## REQUIREMENT
Select from the records below every line that has the word "icon" in it.
Begin
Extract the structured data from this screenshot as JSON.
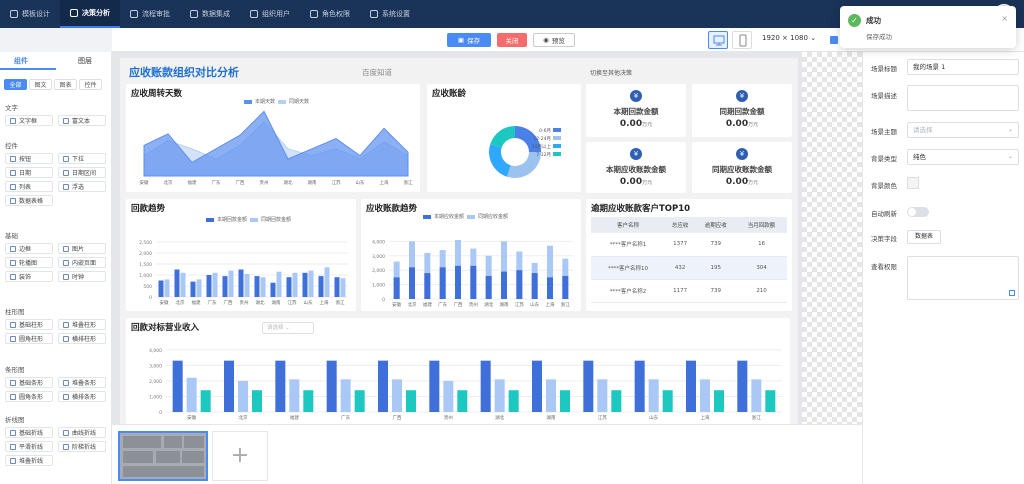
{
  "nav": {
    "items": [
      {
        "label": "模板设计",
        "icon": "template-icon"
      },
      {
        "label": "决策分析",
        "icon": "analysis-icon"
      },
      {
        "label": "流程审批",
        "icon": "workflow-icon"
      },
      {
        "label": "数据集成",
        "icon": "data-icon"
      },
      {
        "label": "组织用户",
        "icon": "org-icon"
      },
      {
        "label": "角色权限",
        "icon": "role-icon"
      },
      {
        "label": "系统设置",
        "icon": "settings-icon"
      }
    ],
    "active_index": 1
  },
  "toolbar": {
    "save": "保存",
    "close": "关闭",
    "preview": "预览",
    "resolution": "1920 × 1080"
  },
  "toast": {
    "title": "成功",
    "message": "保存成功"
  },
  "left_panel": {
    "tabs": [
      "组件",
      "图层"
    ],
    "subtabs": [
      "全部",
      "图文",
      "图表",
      "控件"
    ],
    "categories": [
      {
        "name": "文字",
        "items": [
          "文字框",
          "富文本"
        ]
      },
      {
        "name": "控件",
        "items": [
          "按钮",
          "下拉",
          "日期",
          "日期区间",
          "列表",
          "浮选",
          "数据表格"
        ]
      },
      {
        "name": "基础",
        "items": [
          "边框",
          "图片",
          "轮播图",
          "内嵌页面",
          "装饰",
          "时钟"
        ]
      },
      {
        "name": "柱形图",
        "items": [
          "基础柱形",
          "堆叠柱形",
          "圆角柱形",
          "横排柱形"
        ]
      },
      {
        "name": "条形图",
        "items": [
          "基础条形",
          "堆叠条形",
          "圆角条形",
          "横排条形"
        ]
      },
      {
        "name": "折线图",
        "items": [
          "基础折线",
          "曲线折线",
          "平滑折线",
          "阶梯折线",
          "堆叠折线"
        ]
      }
    ]
  },
  "dashboard": {
    "title": "应收账款组织对比分析",
    "subtitle": "百度知道",
    "switch_text": "切换至其他决策",
    "cards": {
      "turnover": {
        "title": "应收周转天数",
        "legend": [
          "本期天数",
          "同期天数"
        ]
      },
      "aging": {
        "title": "应收账龄"
      },
      "collection_trend": {
        "title": "回款趋势",
        "legend": [
          "本期回款金额",
          "同期回款金额"
        ]
      },
      "receivable_trend": {
        "title": "应收账款趋势",
        "legend": [
          "本期应收金额",
          "同期应收金额"
        ]
      },
      "top10": {
        "title": "逾期应收账款客户TOP10"
      },
      "revenue": {
        "title": "回款对标营业收入",
        "select_placeholder": "请选择"
      }
    },
    "stats": [
      {
        "label": "本期回款金额",
        "value": "0.00",
        "unit": "万元"
      },
      {
        "label": "同期回款金额",
        "value": "0.00",
        "unit": "万元"
      },
      {
        "label": "本期应收账款金额",
        "value": "0.00",
        "unit": "万元"
      },
      {
        "label": "同期应收账款金额",
        "value": "0.00",
        "unit": "万元"
      }
    ],
    "top10_table": {
      "columns": [
        "客户名称",
        "总应收",
        "逾期应收",
        "当月回款额"
      ],
      "rows": [
        [
          "****客户名称1",
          "1377",
          "739",
          "16"
        ],
        [
          "****客户名称10",
          "432",
          "195",
          "304"
        ],
        [
          "****客户名称2",
          "1177",
          "739",
          "210"
        ]
      ]
    }
  },
  "right_panel": {
    "fields": [
      {
        "label": "场景标题",
        "value": "我的场景 1"
      },
      {
        "label": "场景描述",
        "value": ""
      },
      {
        "label": "场景主题",
        "placeholder": "请选择"
      },
      {
        "label": "背景类型",
        "value": "纯色"
      },
      {
        "label": "背景颜色",
        "value": ""
      },
      {
        "label": "自动刷新",
        "value": ""
      },
      {
        "label": "决策字段",
        "button": "数据表"
      },
      {
        "label": "查看权限",
        "value": ""
      }
    ]
  },
  "chart_data": [
    {
      "type": "area",
      "title": "应收周转天数",
      "categories": [
        "安徽",
        "北京",
        "福建",
        "广东",
        "广西",
        "贵州",
        "湖北",
        "湖南",
        "江苏",
        "山东",
        "上海",
        "浙江"
      ],
      "series": [
        {
          "name": "本期天数",
          "values": [
            45,
            62,
            20,
            40,
            60,
            95,
            25,
            40,
            55,
            30,
            70,
            35
          ]
        },
        {
          "name": "同期天数",
          "values": [
            30,
            52,
            40,
            25,
            45,
            80,
            40,
            30,
            40,
            25,
            50,
            30
          ]
        }
      ]
    },
    {
      "type": "pie",
      "title": "应收账龄",
      "categories": [
        "0-6月",
        "12-24月",
        "24月以上",
        "7-12月"
      ],
      "values": [
        25,
        30,
        25,
        20
      ],
      "colors": [
        "#4a80e8",
        "#9cc3f0",
        "#2fa8ff",
        "#1dc8c0"
      ]
    },
    {
      "type": "bar",
      "title": "回款趋势",
      "categories": [
        "安徽",
        "北京",
        "福建",
        "广东",
        "广西",
        "贵州",
        "湖北",
        "湖南",
        "江苏",
        "山东",
        "上海",
        "浙江"
      ],
      "ylim": [
        0,
        3000
      ],
      "yticks": [
        "0",
        "500",
        "1,000",
        "1,500",
        "2,000",
        "2,500"
      ],
      "series": [
        {
          "name": "本期回款金额",
          "values": [
            750,
            1250,
            700,
            1000,
            950,
            1250,
            950,
            650,
            900,
            1100,
            950,
            900
          ]
        },
        {
          "name": "同期回款金额",
          "values": [
            800,
            1100,
            800,
            1100,
            1200,
            1050,
            900,
            1150,
            1100,
            1200,
            1350,
            850
          ]
        }
      ]
    },
    {
      "type": "bar",
      "title": "应收账款趋势",
      "categories": [
        "安徽",
        "北京",
        "福建",
        "广东",
        "广西",
        "贵州",
        "湖北",
        "湖南",
        "江苏",
        "山东",
        "上海",
        "浙江"
      ],
      "ylim": [
        0,
        5000
      ],
      "yticks": [
        "0",
        "1,000",
        "2,000",
        "3,000",
        "4,000"
      ],
      "series": [
        {
          "name": "本期应收金额",
          "values": [
            1500,
            2200,
            1800,
            2200,
            2300,
            2300,
            1600,
            1900,
            2000,
            1800,
            1500,
            1600
          ]
        },
        {
          "name": "同期应收金额",
          "values": [
            2600,
            4000,
            3200,
            3400,
            4100,
            3500,
            3000,
            4000,
            3300,
            2500,
            3700,
            2800
          ]
        }
      ]
    },
    {
      "type": "bar",
      "title": "回款对标营业收入",
      "categories": [
        "安徽",
        "北京",
        "福建",
        "广东",
        "广西",
        "贵州",
        "湖北",
        "湖南",
        "江苏",
        "山东",
        "上海",
        "浙江"
      ],
      "ylim": [
        0,
        4500
      ],
      "yticks": [
        "0",
        "1,000",
        "2,000",
        "3,000",
        "4,000"
      ],
      "series": [
        {
          "values": [
            3300,
            3300,
            3300,
            3300,
            3300,
            3300,
            3300,
            3300,
            3300,
            3300,
            3300,
            3300
          ]
        },
        {
          "values": [
            2200,
            2000,
            2100,
            2100,
            2100,
            2000,
            2100,
            2100,
            2100,
            2100,
            2100,
            2100
          ]
        },
        {
          "values": [
            1400,
            1400,
            1400,
            1400,
            1400,
            1400,
            1400,
            1400,
            1400,
            1400,
            1400,
            1400
          ]
        }
      ]
    }
  ]
}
End
## ANSWER TO THE PROBLEM
        "icon": "template-icon"
        "icon": "analysis-icon"
        "icon": "workflow-icon"
        "icon": "data-icon"
        "icon": "org-icon"
        "icon": "role-icon"
        "icon": "settings-icon"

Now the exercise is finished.